(Collected data)

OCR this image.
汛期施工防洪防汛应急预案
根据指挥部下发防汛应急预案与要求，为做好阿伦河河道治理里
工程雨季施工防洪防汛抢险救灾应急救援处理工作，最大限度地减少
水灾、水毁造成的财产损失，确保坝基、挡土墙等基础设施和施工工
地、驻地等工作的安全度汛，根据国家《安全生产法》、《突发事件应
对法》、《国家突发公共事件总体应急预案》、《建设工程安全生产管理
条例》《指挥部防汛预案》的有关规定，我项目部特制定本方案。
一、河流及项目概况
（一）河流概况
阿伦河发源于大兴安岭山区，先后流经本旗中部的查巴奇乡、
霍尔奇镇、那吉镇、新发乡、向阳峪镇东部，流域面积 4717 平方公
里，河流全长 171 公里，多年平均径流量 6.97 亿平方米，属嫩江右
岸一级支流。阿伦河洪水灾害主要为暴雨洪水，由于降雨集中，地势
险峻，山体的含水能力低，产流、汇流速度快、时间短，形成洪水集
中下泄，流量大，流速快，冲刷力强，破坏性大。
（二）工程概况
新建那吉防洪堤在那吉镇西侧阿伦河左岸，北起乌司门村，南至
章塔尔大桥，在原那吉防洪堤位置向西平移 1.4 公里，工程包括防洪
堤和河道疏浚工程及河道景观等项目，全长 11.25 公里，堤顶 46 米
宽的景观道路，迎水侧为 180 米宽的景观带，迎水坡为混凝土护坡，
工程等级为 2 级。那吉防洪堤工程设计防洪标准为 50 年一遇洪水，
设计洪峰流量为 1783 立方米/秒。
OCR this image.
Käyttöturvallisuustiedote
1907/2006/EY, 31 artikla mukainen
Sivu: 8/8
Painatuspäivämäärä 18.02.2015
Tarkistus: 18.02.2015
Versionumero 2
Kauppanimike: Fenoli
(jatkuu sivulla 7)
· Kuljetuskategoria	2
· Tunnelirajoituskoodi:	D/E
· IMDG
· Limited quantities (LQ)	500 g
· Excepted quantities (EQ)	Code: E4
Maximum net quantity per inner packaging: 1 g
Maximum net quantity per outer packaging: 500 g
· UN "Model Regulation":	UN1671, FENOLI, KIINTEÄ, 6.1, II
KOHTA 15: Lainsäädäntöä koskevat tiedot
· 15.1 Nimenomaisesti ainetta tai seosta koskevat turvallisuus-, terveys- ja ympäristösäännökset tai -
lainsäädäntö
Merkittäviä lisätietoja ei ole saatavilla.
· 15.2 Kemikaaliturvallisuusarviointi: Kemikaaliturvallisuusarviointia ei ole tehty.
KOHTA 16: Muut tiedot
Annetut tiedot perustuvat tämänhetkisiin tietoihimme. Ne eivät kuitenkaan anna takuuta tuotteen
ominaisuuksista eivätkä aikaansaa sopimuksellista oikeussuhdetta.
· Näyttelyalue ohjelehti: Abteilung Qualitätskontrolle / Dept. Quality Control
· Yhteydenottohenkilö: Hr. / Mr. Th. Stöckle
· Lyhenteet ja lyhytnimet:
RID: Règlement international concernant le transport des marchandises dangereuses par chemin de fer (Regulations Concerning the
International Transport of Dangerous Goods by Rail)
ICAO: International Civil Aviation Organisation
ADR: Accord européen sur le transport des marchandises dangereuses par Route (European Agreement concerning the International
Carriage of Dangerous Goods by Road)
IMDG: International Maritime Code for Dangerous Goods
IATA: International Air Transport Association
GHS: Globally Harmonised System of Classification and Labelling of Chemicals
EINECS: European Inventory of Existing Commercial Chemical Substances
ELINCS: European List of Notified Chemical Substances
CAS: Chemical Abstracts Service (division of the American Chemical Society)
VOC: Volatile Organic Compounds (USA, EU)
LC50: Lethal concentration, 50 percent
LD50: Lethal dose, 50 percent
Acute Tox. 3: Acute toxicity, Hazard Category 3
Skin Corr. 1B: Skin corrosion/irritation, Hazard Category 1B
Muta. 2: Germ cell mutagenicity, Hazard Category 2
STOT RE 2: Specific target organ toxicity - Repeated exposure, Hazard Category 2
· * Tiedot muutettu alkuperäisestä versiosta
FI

• **EXERCISE**: Every line above that contains the word "Substances" should be reported.

• **CORRECT RESULT**:
EINECS: European Inventory of Existing Commercial Chemical Substances
ELINCS: European List of Notified Chemical Substances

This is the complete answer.